Retype all the entries word for word, but omit the pictures.

※ ※ ※

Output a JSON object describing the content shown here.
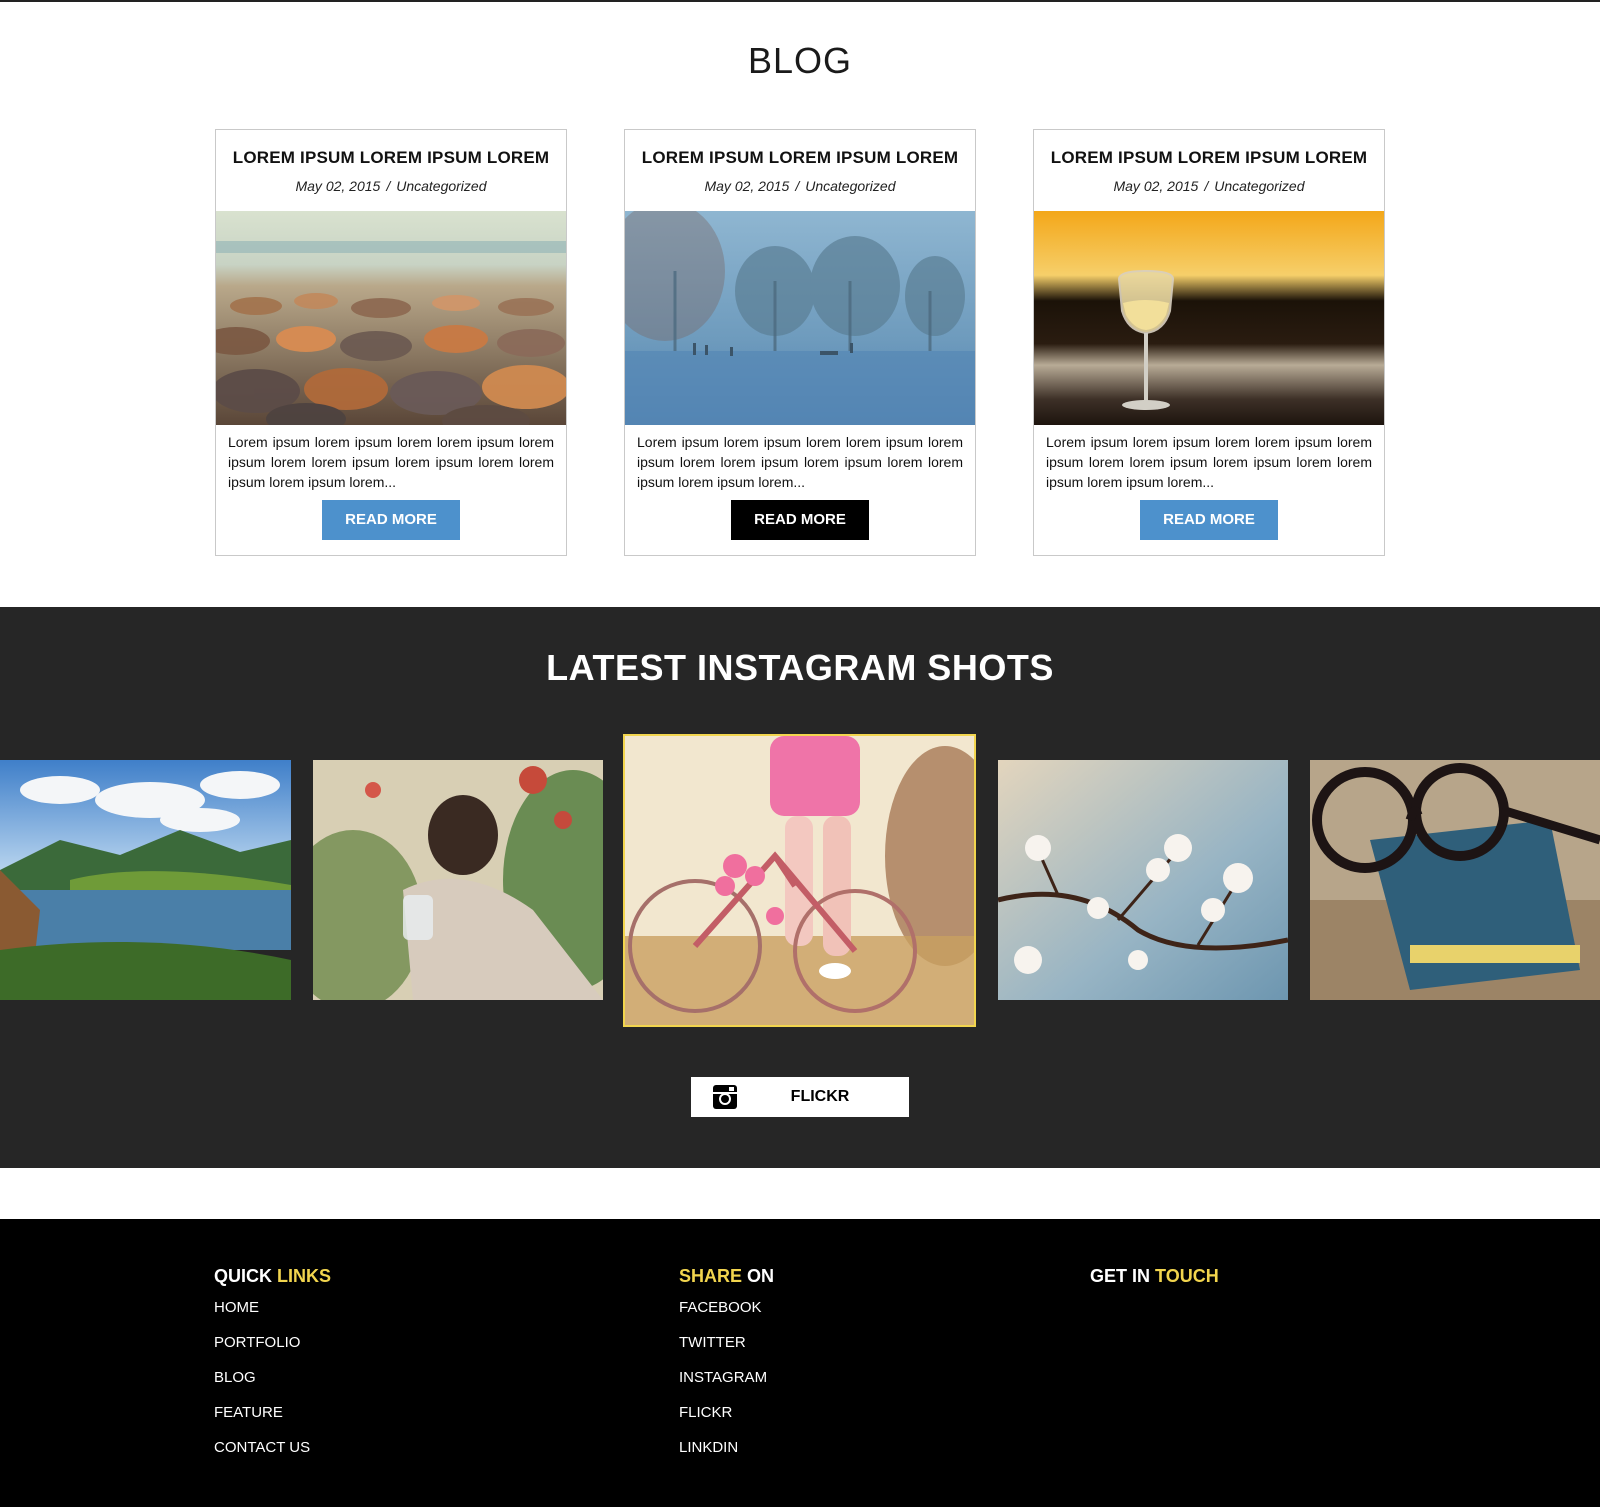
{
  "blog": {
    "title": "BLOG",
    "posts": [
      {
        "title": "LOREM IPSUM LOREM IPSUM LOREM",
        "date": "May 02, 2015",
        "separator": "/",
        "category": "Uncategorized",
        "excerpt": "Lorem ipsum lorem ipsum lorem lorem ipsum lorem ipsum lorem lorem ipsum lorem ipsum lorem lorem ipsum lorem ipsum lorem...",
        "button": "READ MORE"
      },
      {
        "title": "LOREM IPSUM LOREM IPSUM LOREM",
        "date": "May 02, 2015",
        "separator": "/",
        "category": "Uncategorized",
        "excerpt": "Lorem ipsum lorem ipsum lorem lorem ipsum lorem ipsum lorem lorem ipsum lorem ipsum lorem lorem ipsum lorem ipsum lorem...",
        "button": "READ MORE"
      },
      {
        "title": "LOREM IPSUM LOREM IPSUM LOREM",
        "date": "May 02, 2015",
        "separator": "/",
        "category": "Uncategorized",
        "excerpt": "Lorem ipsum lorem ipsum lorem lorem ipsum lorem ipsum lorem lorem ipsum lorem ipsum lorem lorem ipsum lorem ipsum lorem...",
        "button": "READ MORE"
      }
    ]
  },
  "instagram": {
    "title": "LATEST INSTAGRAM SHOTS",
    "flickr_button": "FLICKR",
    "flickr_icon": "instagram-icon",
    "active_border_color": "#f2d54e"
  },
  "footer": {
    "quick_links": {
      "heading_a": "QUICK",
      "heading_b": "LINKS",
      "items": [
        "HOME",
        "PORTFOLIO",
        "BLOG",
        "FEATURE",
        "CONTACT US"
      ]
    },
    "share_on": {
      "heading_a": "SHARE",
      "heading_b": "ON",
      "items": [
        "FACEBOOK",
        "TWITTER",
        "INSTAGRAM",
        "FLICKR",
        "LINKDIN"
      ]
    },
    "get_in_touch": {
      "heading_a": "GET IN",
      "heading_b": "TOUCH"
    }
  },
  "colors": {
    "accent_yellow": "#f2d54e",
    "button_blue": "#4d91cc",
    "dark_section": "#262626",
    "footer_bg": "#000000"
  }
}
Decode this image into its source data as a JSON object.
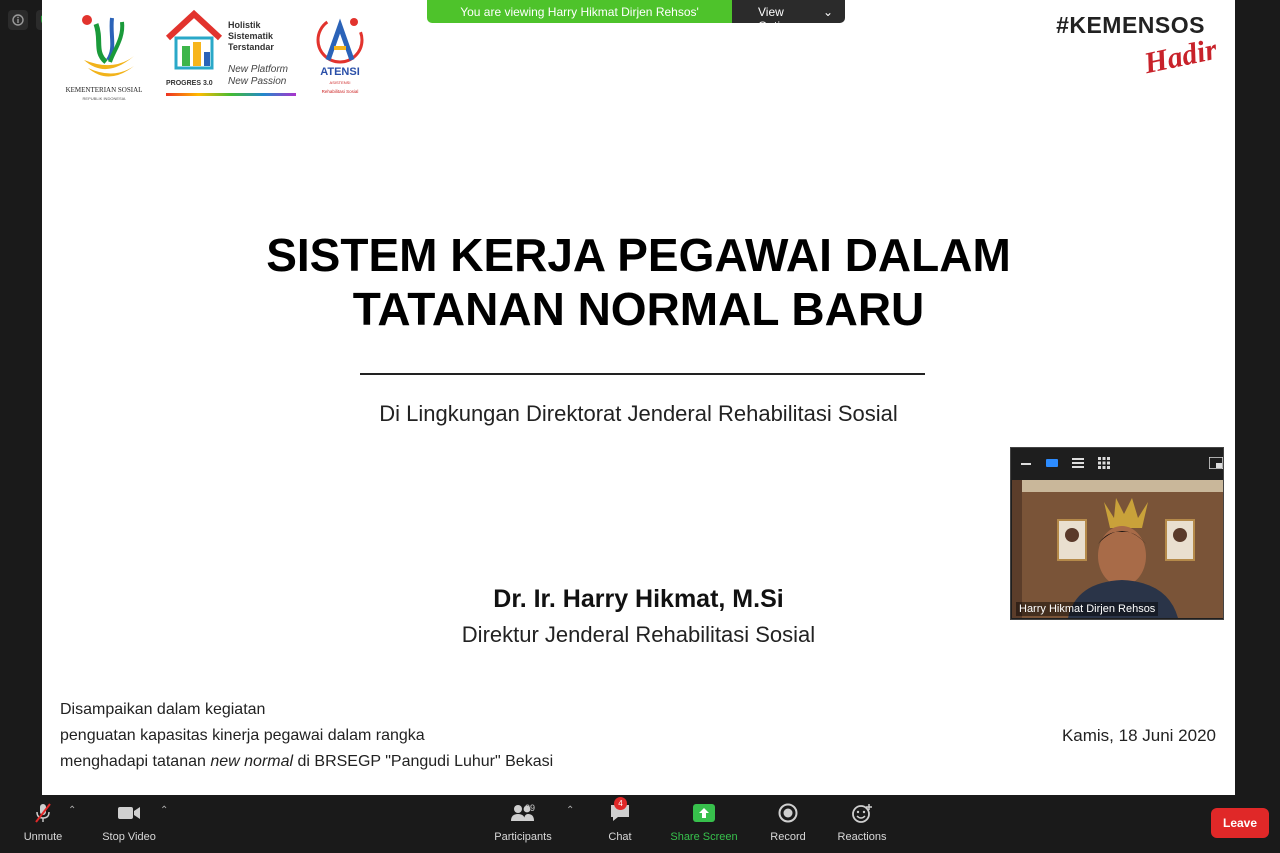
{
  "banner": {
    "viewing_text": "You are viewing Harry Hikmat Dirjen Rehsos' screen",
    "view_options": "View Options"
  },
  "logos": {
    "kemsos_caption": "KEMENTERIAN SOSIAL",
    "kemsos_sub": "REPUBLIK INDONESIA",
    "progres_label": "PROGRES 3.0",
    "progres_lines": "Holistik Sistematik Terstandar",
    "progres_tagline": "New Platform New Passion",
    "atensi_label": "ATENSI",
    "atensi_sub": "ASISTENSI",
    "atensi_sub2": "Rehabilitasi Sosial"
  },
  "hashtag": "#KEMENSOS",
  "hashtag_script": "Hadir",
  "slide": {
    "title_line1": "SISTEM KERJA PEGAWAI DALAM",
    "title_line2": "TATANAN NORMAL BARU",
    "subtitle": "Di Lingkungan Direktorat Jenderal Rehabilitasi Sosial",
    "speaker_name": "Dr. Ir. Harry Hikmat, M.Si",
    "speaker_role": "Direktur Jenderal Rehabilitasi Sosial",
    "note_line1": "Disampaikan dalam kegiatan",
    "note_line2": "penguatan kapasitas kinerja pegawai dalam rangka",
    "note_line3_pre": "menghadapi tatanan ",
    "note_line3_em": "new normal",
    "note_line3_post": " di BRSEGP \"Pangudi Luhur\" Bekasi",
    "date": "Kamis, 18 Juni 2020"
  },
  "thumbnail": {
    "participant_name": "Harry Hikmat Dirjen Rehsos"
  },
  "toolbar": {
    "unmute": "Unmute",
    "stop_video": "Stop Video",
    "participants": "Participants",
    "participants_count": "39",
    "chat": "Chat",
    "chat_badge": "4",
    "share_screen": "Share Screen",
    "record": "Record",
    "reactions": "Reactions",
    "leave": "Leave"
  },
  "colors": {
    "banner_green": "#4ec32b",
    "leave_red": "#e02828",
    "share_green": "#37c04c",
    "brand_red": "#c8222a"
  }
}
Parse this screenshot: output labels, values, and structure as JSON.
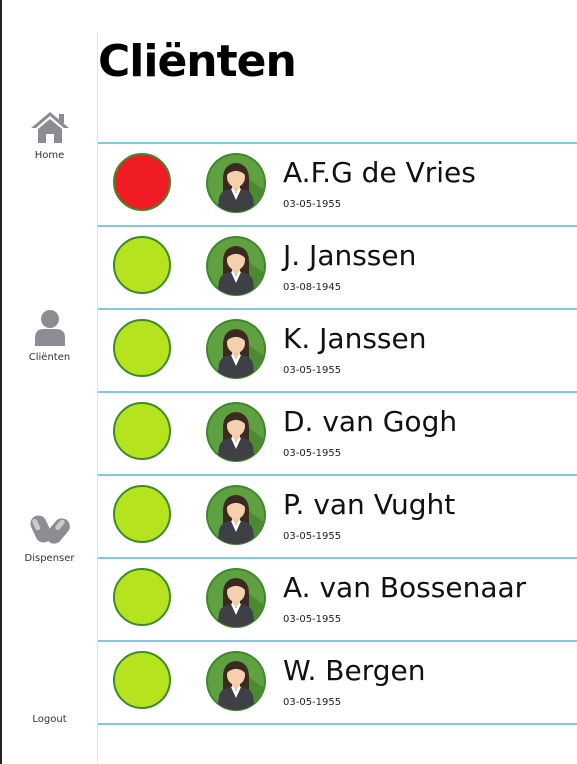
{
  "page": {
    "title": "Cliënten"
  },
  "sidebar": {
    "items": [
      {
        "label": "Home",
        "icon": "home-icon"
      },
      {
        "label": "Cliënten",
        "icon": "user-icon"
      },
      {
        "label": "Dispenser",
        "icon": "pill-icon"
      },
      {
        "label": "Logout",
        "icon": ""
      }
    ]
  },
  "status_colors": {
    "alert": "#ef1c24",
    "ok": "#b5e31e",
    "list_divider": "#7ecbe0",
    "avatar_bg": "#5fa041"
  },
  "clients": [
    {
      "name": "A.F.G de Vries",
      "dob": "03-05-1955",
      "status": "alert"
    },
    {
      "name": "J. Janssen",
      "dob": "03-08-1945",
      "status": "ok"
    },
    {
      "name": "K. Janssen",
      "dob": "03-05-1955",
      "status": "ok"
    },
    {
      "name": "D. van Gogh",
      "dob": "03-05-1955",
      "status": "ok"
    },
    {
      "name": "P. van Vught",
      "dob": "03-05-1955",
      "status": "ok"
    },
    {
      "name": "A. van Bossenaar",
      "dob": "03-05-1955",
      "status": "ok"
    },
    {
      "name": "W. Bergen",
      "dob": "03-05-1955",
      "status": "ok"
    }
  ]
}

※ ※ ※

▶ **Output of the exercise**:
Output a JSON object describing the content shown here.
{
  "blog": {
    "title": "BLOG",
    "posts": [
      {
        "title": "LOREM IPSUM LOREM IPSUM LOREM",
        "date": "May 02, 2015",
        "separator": "/",
        "category": "Uncategorized",
        "excerpt": "Lorem ipsum lorem ipsum lorem lorem ipsum lorem ipsum lorem lorem ipsum lorem ipsum lorem lorem ipsum lorem ipsum lorem...",
        "button": "READ MORE"
      },
      {
        "title": "LOREM IPSUM LOREM IPSUM LOREM",
        "date": "May 02, 2015",
        "separator": "/",
        "category": "Uncategorized",
        "excerpt": "Lorem ipsum lorem ipsum lorem lorem ipsum lorem ipsum lorem lorem ipsum lorem ipsum lorem lorem ipsum lorem ipsum lorem...",
        "button": "READ MORE"
      },
      {
        "title": "LOREM IPSUM LOREM IPSUM LOREM",
        "date": "May 02, 2015",
        "separator": "/",
        "category": "Uncategorized",
        "excerpt": "Lorem ipsum lorem ipsum lorem lorem ipsum lorem ipsum lorem lorem ipsum lorem ipsum lorem lorem ipsum lorem ipsum lorem...",
        "button": "READ MORE"
      }
    ]
  },
  "instagram": {
    "title": "LATEST INSTAGRAM SHOTS",
    "flickr_button": "FLICKR",
    "flickr_icon": "instagram-icon",
    "active_border_color": "#f2d54e"
  },
  "footer": {
    "quick_links": {
      "heading_a": "QUICK",
      "heading_b": "LINKS",
      "items": [
        "HOME",
        "PORTFOLIO",
        "BLOG",
        "FEATURE",
        "CONTACT US"
      ]
    },
    "share_on": {
      "heading_a": "SHARE",
      "heading_b": "ON",
      "items": [
        "FACEBOOK",
        "TWITTER",
        "INSTAGRAM",
        "FLICKR",
        "LINKDIN"
      ]
    },
    "get_in_touch": {
      "heading_a": "GET IN",
      "heading_b": "TOUCH"
    }
  },
  "colors": {
    "accent_yellow": "#f2d54e",
    "button_blue": "#4d91cc",
    "dark_section": "#262626",
    "footer_bg": "#000000"
  }
}
Decode this image into its source data as a JSON object.
{
  "banner": {
    "viewing_text": "You are viewing Harry Hikmat Dirjen Rehsos' screen",
    "view_options": "View Options"
  },
  "logos": {
    "kemsos_caption": "KEMENTERIAN SOSIAL",
    "kemsos_sub": "REPUBLIK INDONESIA",
    "progres_label": "PROGRES 3.0",
    "progres_lines": "Holistik Sistematik Terstandar",
    "progres_tagline": "New Platform New Passion",
    "atensi_label": "ATENSI",
    "atensi_sub": "ASISTENSI",
    "atensi_sub2": "Rehabilitasi Sosial"
  },
  "hashtag": "#KEMENSOS",
  "hashtag_script": "Hadir",
  "slide": {
    "title_line1": "SISTEM KERJA PEGAWAI DALAM",
    "title_line2": "TATANAN NORMAL BARU",
    "subtitle": "Di Lingkungan Direktorat Jenderal Rehabilitasi Sosial",
    "speaker_name": "Dr. Ir. Harry Hikmat, M.Si",
    "speaker_role": "Direktur Jenderal Rehabilitasi Sosial",
    "note_line1": "Disampaikan dalam kegiatan",
    "note_line2": "penguatan kapasitas kinerja pegawai dalam rangka",
    "note_line3_pre": "menghadapi tatanan ",
    "note_line3_em": "new normal",
    "note_line3_post": " di BRSEGP \"Pangudi Luhur\" Bekasi",
    "date": "Kamis, 18 Juni 2020"
  },
  "thumbnail": {
    "participant_name": "Harry Hikmat Dirjen Rehsos"
  },
  "toolbar": {
    "unmute": "Unmute",
    "stop_video": "Stop Video",
    "participants": "Participants",
    "participants_count": "39",
    "chat": "Chat",
    "chat_badge": "4",
    "share_screen": "Share Screen",
    "record": "Record",
    "reactions": "Reactions",
    "leave": "Leave"
  },
  "colors": {
    "banner_green": "#4ec32b",
    "leave_red": "#e02828",
    "share_green": "#37c04c",
    "brand_red": "#c8222a"
  }
}
Parse this screenshot: output labels, values, and structure as JSON.
{
  "page": {
    "title": "Cliënten"
  },
  "sidebar": {
    "items": [
      {
        "label": "Home",
        "icon": "home-icon"
      },
      {
        "label": "Cliënten",
        "icon": "user-icon"
      },
      {
        "label": "Dispenser",
        "icon": "pill-icon"
      },
      {
        "label": "Logout",
        "icon": ""
      }
    ]
  },
  "status_colors": {
    "alert": "#ef1c24",
    "ok": "#b5e31e",
    "list_divider": "#7ecbe0",
    "avatar_bg": "#5fa041"
  },
  "clients": [
    {
      "name": "A.F.G de Vries",
      "dob": "03-05-1955",
      "status": "alert"
    },
    {
      "name": "J. Janssen",
      "dob": "03-08-1945",
      "status": "ok"
    },
    {
      "name": "K. Janssen",
      "dob": "03-05-1955",
      "status": "ok"
    },
    {
      "name": "D. van Gogh",
      "dob": "03-05-1955",
      "status": "ok"
    },
    {
      "name": "P. van Vught",
      "dob": "03-05-1955",
      "status": "ok"
    },
    {
      "name": "A. van Bossenaar",
      "dob": "03-05-1955",
      "status": "ok"
    },
    {
      "name": "W. Bergen",
      "dob": "03-05-1955",
      "status": "ok"
    }
  ]
}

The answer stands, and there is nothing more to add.